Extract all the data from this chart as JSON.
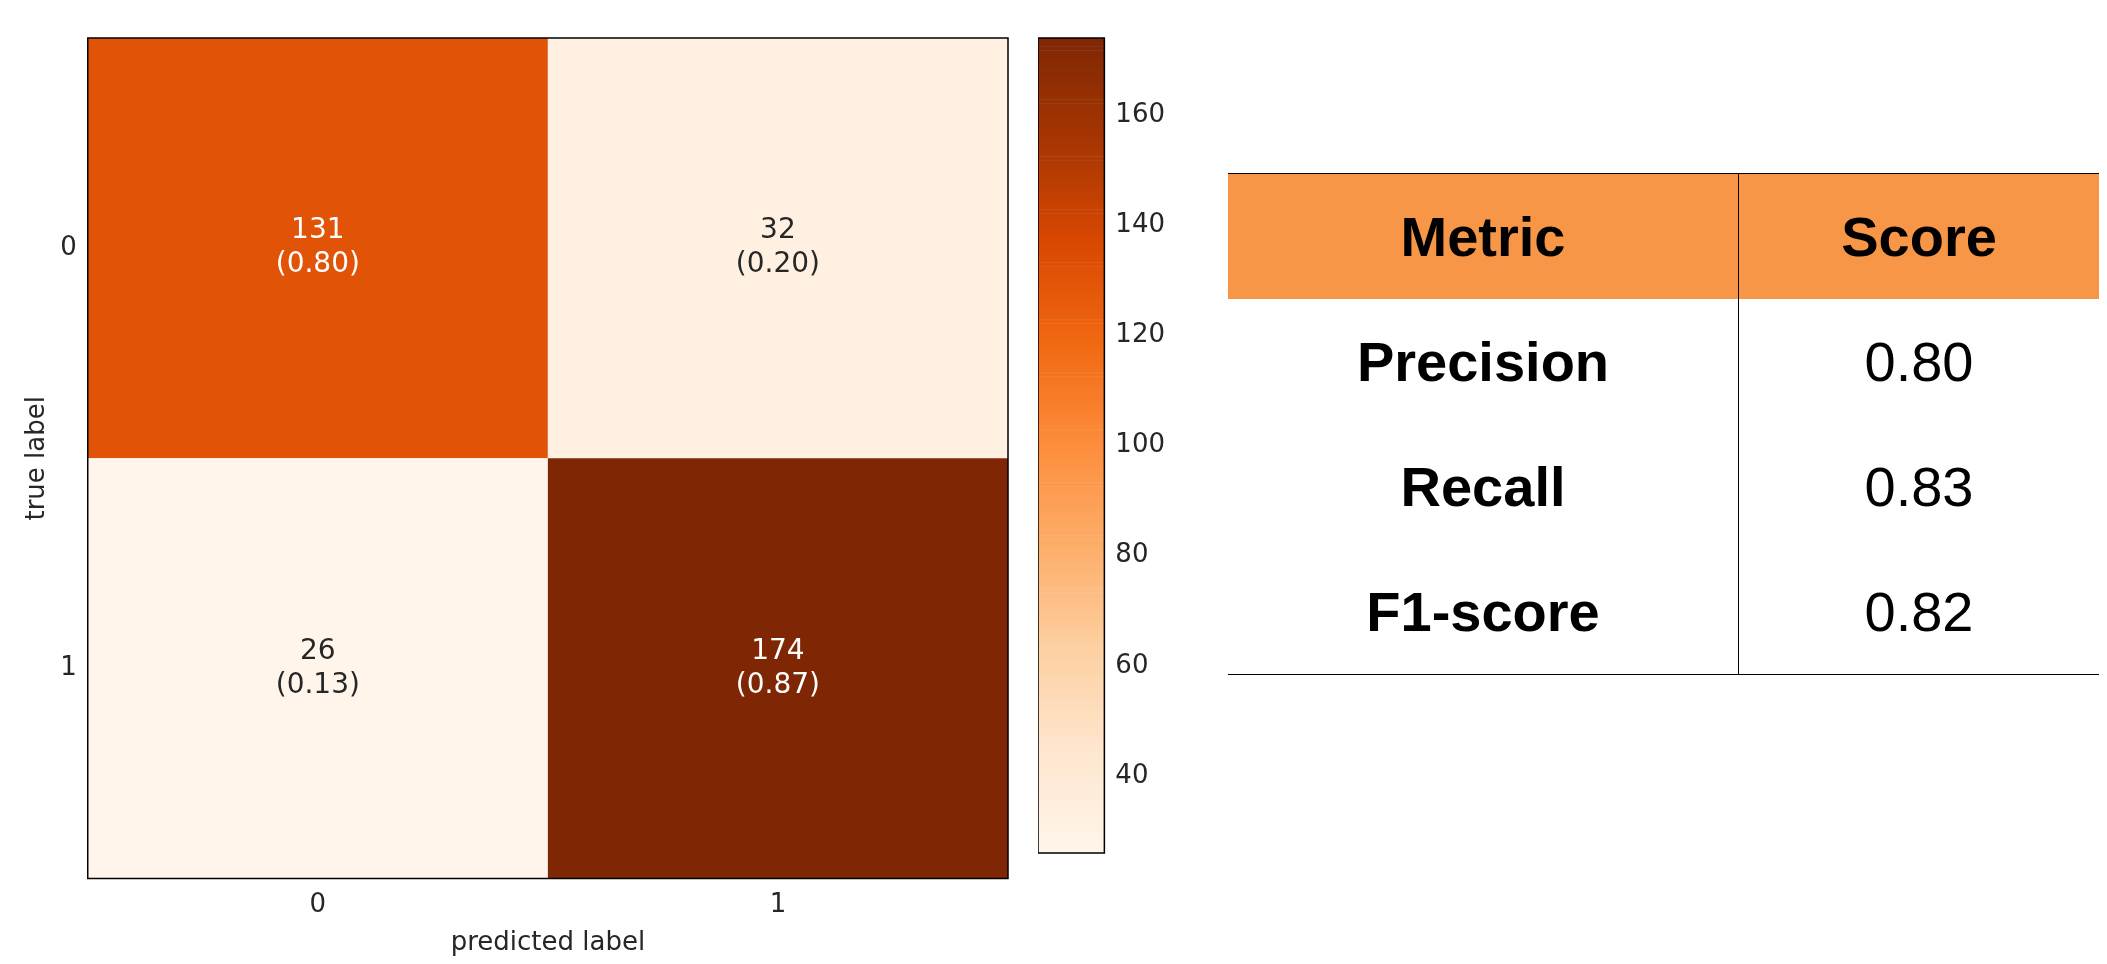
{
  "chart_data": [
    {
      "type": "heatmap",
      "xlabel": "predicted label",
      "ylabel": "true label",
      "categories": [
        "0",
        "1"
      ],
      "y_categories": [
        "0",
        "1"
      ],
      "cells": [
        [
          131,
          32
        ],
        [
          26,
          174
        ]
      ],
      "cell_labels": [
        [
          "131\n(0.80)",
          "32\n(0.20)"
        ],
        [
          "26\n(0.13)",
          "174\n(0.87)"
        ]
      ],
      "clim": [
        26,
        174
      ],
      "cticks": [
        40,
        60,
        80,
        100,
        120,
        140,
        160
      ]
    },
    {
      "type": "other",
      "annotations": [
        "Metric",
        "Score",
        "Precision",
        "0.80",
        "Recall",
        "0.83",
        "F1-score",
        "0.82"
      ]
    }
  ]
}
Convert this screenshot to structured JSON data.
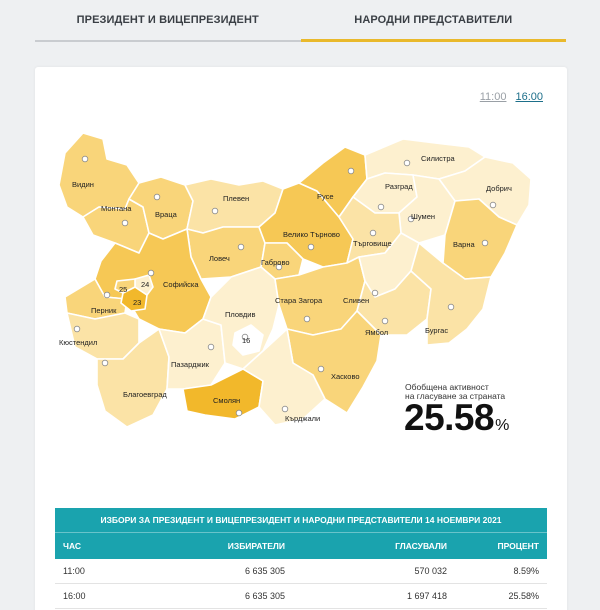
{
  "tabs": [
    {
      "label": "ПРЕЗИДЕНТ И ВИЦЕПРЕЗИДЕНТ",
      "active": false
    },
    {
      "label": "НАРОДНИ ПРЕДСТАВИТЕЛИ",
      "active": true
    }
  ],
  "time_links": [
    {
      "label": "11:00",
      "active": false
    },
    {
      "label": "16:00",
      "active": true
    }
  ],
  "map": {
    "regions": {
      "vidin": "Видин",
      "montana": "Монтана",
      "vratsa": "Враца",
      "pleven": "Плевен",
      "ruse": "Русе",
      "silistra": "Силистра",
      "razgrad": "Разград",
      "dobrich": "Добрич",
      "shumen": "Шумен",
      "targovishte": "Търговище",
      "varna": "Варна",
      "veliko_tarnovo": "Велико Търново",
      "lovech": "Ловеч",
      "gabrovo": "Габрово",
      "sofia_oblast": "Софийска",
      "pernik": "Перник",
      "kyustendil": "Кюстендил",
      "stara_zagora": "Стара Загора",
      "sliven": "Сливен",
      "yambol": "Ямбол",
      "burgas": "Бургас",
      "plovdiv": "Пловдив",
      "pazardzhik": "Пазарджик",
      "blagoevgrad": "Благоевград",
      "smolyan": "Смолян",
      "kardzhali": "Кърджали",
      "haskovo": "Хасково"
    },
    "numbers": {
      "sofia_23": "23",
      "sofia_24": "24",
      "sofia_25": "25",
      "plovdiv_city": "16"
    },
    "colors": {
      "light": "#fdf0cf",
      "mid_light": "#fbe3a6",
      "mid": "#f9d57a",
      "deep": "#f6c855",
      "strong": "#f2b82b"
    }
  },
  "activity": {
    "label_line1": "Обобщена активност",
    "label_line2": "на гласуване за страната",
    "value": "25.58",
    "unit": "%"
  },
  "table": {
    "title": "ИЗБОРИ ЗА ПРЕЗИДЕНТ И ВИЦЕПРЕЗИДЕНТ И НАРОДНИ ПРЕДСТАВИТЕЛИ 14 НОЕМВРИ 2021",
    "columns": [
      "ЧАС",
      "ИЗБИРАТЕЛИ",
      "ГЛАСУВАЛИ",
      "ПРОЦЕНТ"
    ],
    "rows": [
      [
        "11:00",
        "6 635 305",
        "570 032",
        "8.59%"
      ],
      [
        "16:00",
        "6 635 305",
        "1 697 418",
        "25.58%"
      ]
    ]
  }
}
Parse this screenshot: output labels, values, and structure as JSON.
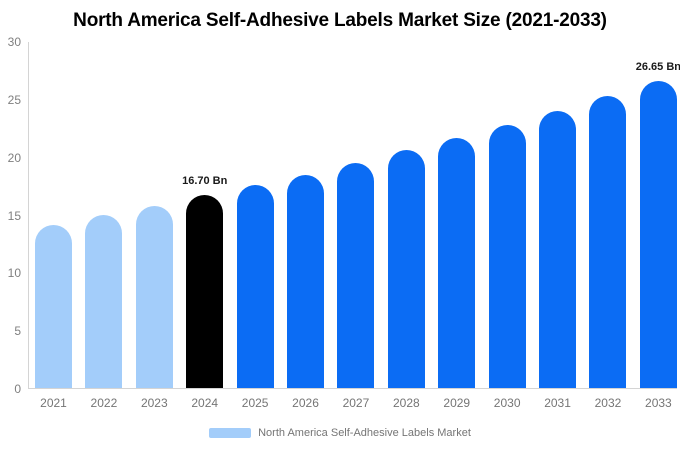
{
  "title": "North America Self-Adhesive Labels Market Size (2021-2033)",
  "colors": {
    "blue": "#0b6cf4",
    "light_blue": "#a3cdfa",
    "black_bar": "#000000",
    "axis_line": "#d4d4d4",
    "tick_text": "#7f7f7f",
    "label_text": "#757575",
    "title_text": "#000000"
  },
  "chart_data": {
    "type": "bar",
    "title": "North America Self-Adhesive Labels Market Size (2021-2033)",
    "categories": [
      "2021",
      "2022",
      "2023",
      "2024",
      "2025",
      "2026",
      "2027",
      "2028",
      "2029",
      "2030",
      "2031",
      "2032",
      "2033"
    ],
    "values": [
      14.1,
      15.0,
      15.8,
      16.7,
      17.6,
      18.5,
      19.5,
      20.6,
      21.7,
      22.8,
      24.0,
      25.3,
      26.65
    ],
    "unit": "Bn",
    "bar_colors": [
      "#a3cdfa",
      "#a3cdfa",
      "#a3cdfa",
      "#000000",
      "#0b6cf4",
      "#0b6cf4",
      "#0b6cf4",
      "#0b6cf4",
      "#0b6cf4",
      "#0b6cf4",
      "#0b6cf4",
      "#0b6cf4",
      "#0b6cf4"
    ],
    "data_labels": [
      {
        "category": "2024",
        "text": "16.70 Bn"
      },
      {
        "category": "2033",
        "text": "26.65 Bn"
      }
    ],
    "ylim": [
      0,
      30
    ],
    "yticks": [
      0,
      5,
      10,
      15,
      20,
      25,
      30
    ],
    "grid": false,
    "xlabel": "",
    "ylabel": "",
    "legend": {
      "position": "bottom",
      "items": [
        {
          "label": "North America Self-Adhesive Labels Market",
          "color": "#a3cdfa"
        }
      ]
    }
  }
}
____
The answer should be a single number: the count of lines in the data that include the string "screenshot".

2